═══ SUPPLIED INFORMATION

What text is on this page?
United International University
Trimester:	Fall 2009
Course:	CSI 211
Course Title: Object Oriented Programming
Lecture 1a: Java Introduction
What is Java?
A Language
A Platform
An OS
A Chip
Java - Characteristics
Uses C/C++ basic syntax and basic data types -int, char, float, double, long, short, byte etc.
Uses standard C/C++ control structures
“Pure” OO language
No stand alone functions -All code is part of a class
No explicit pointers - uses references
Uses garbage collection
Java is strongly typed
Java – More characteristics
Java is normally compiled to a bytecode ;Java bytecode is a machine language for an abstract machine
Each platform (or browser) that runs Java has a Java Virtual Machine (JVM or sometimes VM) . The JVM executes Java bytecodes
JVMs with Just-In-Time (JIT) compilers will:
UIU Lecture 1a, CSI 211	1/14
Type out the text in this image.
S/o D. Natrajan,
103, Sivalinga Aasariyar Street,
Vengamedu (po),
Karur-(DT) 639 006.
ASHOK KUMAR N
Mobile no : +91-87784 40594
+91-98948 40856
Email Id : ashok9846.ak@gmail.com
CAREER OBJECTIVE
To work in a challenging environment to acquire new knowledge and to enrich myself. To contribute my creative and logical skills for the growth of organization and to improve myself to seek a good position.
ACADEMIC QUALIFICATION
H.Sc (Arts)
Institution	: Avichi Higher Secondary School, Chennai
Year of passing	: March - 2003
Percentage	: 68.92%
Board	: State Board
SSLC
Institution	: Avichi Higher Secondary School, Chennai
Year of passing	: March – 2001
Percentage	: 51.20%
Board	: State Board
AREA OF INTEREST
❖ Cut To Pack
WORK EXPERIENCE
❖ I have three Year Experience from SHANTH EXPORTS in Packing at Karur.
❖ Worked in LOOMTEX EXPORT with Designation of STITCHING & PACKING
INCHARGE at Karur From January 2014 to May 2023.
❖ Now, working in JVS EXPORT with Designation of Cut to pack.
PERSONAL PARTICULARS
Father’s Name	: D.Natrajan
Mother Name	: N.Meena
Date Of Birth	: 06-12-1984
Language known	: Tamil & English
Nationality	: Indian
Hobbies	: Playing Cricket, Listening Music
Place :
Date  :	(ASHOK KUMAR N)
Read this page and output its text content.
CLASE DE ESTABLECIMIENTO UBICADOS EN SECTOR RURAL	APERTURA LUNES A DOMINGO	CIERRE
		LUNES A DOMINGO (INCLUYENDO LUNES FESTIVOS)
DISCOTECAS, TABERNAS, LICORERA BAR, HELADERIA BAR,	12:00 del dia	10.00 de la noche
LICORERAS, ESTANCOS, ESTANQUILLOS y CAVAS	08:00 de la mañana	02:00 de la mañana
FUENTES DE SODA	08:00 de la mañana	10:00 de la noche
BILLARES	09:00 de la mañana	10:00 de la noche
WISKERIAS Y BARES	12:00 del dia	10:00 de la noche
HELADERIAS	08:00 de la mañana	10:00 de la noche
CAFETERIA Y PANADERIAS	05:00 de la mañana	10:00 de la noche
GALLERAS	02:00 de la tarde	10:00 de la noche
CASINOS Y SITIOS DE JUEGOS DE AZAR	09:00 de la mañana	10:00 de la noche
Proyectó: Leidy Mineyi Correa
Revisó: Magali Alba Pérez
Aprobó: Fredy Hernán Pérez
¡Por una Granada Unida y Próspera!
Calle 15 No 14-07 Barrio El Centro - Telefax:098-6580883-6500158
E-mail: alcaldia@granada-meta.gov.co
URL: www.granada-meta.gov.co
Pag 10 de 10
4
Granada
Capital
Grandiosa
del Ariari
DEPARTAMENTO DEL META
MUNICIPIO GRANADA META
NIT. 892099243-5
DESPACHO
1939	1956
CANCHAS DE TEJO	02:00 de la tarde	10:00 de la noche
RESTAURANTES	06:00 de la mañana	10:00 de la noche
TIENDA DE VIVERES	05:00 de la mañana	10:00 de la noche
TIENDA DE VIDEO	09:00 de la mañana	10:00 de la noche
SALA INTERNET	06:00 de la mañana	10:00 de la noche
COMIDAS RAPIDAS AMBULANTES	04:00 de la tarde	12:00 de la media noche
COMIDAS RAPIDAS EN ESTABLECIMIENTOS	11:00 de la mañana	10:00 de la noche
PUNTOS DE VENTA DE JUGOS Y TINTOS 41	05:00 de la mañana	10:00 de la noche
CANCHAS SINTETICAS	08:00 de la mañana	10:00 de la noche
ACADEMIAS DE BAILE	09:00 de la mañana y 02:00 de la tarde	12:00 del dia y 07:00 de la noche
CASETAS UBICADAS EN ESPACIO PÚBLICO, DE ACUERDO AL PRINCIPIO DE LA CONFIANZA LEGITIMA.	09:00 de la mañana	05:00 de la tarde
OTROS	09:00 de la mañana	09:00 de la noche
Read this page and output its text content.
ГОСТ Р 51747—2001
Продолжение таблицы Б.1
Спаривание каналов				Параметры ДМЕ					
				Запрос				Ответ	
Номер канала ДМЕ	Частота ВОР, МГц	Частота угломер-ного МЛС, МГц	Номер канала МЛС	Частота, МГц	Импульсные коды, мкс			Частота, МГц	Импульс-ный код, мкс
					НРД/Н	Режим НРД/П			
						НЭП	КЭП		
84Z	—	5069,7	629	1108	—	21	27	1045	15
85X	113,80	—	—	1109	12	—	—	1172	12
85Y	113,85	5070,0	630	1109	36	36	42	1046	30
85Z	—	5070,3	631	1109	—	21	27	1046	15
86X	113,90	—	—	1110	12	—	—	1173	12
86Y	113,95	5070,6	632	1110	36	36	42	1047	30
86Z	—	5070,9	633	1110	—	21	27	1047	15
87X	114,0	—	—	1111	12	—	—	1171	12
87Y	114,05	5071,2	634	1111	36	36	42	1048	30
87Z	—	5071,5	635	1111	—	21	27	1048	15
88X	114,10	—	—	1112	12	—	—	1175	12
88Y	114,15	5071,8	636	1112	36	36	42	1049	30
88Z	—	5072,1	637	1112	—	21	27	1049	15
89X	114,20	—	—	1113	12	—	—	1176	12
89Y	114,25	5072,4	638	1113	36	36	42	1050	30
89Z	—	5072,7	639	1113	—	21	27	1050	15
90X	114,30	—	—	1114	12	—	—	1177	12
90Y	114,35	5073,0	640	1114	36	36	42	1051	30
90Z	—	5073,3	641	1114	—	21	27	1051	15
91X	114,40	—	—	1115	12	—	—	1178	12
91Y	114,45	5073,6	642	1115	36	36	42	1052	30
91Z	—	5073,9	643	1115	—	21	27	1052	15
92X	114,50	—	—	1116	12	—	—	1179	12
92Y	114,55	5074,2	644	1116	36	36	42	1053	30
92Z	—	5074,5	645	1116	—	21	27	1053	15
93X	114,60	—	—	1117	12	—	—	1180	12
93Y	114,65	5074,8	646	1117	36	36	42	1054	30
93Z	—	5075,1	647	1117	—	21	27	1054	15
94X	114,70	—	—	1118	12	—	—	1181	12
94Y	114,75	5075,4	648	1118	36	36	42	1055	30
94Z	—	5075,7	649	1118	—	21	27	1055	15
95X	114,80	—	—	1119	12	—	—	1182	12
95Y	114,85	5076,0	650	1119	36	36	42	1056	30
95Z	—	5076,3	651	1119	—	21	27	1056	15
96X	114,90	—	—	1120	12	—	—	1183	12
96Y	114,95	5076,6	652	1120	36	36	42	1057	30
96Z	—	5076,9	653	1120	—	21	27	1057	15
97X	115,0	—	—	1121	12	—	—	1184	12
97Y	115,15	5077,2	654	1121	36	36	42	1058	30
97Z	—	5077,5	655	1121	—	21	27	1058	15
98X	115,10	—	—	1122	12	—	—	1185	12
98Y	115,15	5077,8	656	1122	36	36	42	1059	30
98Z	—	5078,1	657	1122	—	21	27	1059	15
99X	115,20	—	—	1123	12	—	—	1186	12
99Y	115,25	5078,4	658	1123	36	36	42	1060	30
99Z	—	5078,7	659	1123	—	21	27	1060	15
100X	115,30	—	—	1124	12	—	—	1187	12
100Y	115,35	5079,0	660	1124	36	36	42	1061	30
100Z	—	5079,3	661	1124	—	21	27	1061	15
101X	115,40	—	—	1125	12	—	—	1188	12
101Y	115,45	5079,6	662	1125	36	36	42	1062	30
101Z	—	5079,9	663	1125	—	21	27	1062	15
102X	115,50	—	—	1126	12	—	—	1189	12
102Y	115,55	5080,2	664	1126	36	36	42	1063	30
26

══════

== REQUIRED WORK ==
For the data above, state how many lines contain "Natrajan"; the number is the whole answer.

== THE REPLY ==
2